WHAT TO WORK ON — Return a copy of every line in the records that includes the word "goto".

DATASET CONTENT —
····················

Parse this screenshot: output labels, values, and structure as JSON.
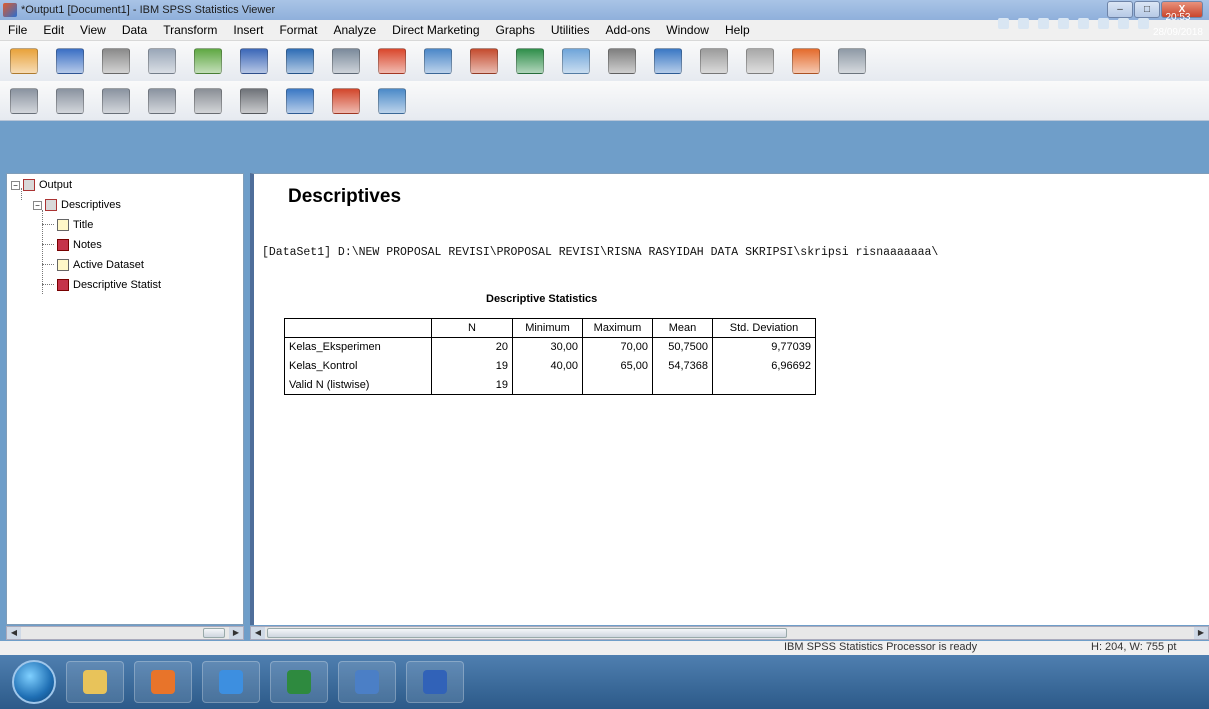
{
  "window": {
    "title": "*Output1 [Document1] - IBM SPSS Statistics Viewer",
    "controls": {
      "minimize": "–",
      "maximize": "□",
      "close": "X"
    }
  },
  "menu": [
    "File",
    "Edit",
    "View",
    "Data",
    "Transform",
    "Insert",
    "Format",
    "Analyze",
    "Direct Marketing",
    "Graphs",
    "Utilities",
    "Add-ons",
    "Window",
    "Help"
  ],
  "toolbar1": [
    {
      "name": "open-icon",
      "color": "#e8a23a"
    },
    {
      "name": "save-icon",
      "color": "#3a6fc4"
    },
    {
      "name": "print-icon",
      "color": "#8a8a8a"
    },
    {
      "name": "print-preview-icon",
      "color": "#9aa7b8"
    },
    {
      "name": "export-icon",
      "color": "#5fa843"
    },
    {
      "name": "recall-dialog-icon",
      "color": "#3b67b8"
    },
    {
      "name": "undo-icon",
      "color": "#2e6db5"
    },
    {
      "name": "redo-icon",
      "color": "#7b8a9b"
    },
    {
      "name": "goto-case-icon",
      "color": "#d9472c"
    },
    {
      "name": "goto-variable-icon",
      "color": "#4b87c8"
    },
    {
      "name": "variables-icon",
      "color": "#c44b2e"
    },
    {
      "name": "create-table-icon",
      "color": "#2f8f4a"
    },
    {
      "name": "show-all-variables-icon",
      "color": "#6fa5d9"
    },
    {
      "name": "spell-check-icon",
      "color": "#7f7f7f"
    },
    {
      "name": "designate-window-icon",
      "color": "#3a78c4"
    },
    {
      "name": "insert-title-icon",
      "color": "#9c9c9c"
    },
    {
      "name": "insert-text-icon",
      "color": "#a8a8a8"
    },
    {
      "name": "insert-chart-icon",
      "color": "#e46b2c"
    },
    {
      "name": "insert-image-icon",
      "color": "#8f9aa6"
    }
  ],
  "toolbar2": [
    {
      "name": "promote-icon",
      "color": "#8a93a0"
    },
    {
      "name": "demote-icon",
      "color": "#8a93a0"
    },
    {
      "name": "expand-icon",
      "color": "#8a93a0"
    },
    {
      "name": "collapse-icon",
      "color": "#8a93a0"
    },
    {
      "name": "show-icon",
      "color": "#8a8f96"
    },
    {
      "name": "hide-icon",
      "color": "#6f7379"
    },
    {
      "name": "insert-heading-icon",
      "color": "#3a78c4"
    },
    {
      "name": "insert-new-title-icon",
      "color": "#d2462b"
    },
    {
      "name": "insert-new-text-icon",
      "color": "#4b8ac8"
    }
  ],
  "outline": {
    "root": "Output",
    "child": "Descriptives",
    "leaves": [
      "Title",
      "Notes",
      "Active Dataset",
      "Descriptive Statist"
    ]
  },
  "content": {
    "heading": "Descriptives",
    "dataset_line": "[DataSet1] D:\\NEW PROPOSAL REVISI\\PROPOSAL REVISI\\RISNA RASYIDAH DATA SKRIPSI\\skripsi risnaaaaaaa\\",
    "table_title": "Descriptive Statistics",
    "table": {
      "headers": [
        "",
        "N",
        "Minimum",
        "Maximum",
        "Mean",
        "Std. Deviation"
      ],
      "rows": [
        {
          "label": "Kelas_Eksperimen",
          "n": "20",
          "min": "30,00",
          "max": "70,00",
          "mean": "50,7500",
          "sd": "9,77039"
        },
        {
          "label": "Kelas_Kontrol",
          "n": "19",
          "min": "40,00",
          "max": "65,00",
          "mean": "54,7368",
          "sd": "6,96692"
        },
        {
          "label": "Valid N (listwise)",
          "n": "19",
          "min": "",
          "max": "",
          "mean": "",
          "sd": ""
        }
      ]
    }
  },
  "status": {
    "processor": "IBM SPSS Statistics Processor is ready",
    "dims": "H: 204, W: 755 pt"
  },
  "taskbar": {
    "apps": [
      {
        "name": "explorer-taskbar-icon",
        "color": "#e8c35a"
      },
      {
        "name": "media-player-taskbar-icon",
        "color": "#e8742a"
      },
      {
        "name": "internet-explorer-taskbar-icon",
        "color": "#3d8fe0"
      },
      {
        "name": "excel-taskbar-icon",
        "color": "#2e8a3f"
      },
      {
        "name": "spss-taskbar-icon",
        "color": "#4b7fc6"
      },
      {
        "name": "word-taskbar-icon",
        "color": "#3162b8"
      }
    ],
    "time": "20:53",
    "date": "28/09/2018"
  }
}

····················

THE OUTPUT —
      "name": "goto-case-icon",
      "name": "goto-variable-icon",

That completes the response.